Your objective: Format the listing from its first line up to and including the line with "- hand-icon: [5, 267, 21, 282]" as a Markdown table with the columns "Row" and "Line", numbering each line and leaving out blank lines.

Layout records:
--*--
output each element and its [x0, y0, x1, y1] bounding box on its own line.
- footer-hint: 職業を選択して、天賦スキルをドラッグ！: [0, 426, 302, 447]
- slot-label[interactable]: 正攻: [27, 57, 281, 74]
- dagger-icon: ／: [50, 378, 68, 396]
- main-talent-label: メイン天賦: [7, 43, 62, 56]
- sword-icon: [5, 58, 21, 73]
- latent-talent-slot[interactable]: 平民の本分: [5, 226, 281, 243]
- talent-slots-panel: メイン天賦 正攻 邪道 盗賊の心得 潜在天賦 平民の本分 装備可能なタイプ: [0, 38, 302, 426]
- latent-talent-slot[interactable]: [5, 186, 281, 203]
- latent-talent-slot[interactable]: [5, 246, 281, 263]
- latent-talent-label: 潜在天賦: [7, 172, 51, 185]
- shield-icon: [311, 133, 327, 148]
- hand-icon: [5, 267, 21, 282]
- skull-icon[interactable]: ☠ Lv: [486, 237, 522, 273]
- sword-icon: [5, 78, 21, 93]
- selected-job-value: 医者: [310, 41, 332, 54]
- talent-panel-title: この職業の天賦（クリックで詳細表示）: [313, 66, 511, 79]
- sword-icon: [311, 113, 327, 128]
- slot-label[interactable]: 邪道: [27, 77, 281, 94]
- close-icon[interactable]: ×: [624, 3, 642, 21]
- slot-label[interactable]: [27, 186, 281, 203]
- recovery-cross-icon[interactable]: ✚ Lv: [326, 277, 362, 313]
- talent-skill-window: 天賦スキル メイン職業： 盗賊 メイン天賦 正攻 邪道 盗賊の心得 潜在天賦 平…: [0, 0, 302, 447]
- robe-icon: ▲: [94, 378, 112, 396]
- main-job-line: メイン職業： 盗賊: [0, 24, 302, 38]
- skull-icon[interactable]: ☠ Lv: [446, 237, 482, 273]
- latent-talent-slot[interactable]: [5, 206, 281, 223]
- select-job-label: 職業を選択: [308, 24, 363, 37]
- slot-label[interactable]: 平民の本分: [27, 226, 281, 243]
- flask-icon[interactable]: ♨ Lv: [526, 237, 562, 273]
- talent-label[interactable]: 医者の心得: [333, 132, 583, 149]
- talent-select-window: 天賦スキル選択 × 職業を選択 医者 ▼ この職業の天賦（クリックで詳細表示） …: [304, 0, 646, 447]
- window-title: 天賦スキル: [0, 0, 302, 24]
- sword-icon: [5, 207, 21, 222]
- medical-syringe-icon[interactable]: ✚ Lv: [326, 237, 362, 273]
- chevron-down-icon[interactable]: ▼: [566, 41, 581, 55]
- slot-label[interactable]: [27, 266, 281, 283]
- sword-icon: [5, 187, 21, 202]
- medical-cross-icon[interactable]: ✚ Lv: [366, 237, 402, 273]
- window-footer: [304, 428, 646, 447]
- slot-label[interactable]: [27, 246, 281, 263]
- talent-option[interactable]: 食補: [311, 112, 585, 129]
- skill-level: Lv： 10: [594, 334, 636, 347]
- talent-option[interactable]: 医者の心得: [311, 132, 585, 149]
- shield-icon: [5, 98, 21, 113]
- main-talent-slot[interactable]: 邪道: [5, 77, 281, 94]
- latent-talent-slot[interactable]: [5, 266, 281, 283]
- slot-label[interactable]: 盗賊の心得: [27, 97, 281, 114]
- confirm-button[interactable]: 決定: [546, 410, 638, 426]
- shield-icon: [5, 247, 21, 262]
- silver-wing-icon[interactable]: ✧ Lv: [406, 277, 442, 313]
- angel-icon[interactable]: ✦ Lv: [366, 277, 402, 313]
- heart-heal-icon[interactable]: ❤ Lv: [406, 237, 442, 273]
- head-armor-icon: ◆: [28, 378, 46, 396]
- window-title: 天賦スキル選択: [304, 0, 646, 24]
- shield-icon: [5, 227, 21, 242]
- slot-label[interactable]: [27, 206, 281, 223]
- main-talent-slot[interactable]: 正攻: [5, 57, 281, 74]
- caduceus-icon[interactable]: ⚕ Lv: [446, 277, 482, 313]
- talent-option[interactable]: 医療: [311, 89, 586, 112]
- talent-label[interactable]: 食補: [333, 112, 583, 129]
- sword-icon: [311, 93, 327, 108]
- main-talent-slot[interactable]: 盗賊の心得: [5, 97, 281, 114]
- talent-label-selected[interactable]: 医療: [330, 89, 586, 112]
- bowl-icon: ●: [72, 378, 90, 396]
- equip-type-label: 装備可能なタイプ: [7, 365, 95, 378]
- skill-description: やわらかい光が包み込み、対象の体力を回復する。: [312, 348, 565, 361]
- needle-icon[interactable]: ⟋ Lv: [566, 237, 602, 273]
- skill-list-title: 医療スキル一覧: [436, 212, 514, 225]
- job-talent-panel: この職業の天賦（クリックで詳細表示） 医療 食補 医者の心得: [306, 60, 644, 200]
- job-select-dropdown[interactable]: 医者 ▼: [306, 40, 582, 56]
--*--
Solution to this problem:
| Row | Line |
|---|---|
| 1 | output each element and its [x0, y0, x1, y1] bounding box on its own line. |
| 2 | - footer-hint: 職業を選択して、天賦スキルをドラッグ！: [0, 426, 302, 447] |
| 3 | - slot-label[interactable]: 正攻: [27, 57, 281, 74] |
| 4 | - dagger-icon: ／: [50, 378, 68, 396] |
| 5 | - main-talent-label: メイン天賦: [7, 43, 62, 56] |
| 6 | - sword-icon: [5, 58, 21, 73] |
| 7 | - latent-talent-slot[interactable]: 平民の本分: [5, 226, 281, 243] |
| 8 | - talent-slots-panel: メイン天賦 正攻 邪道 盗賊の心得 潜在天賦 平民の本分 装備可能なタイプ: [0, 38, 302, 426] |
| 9 | - latent-talent-slot[interactable]: [5, 186, 281, 203] |
| 10 | - latent-talent-slot[interactable]: [5, 246, 281, 263] |
| 11 | - latent-talent-label: 潜在天賦: [7, 172, 51, 185] |
| 12 | - shield-icon: [311, 133, 327, 148] |
| 13 | - hand-icon: [5, 267, 21, 282] |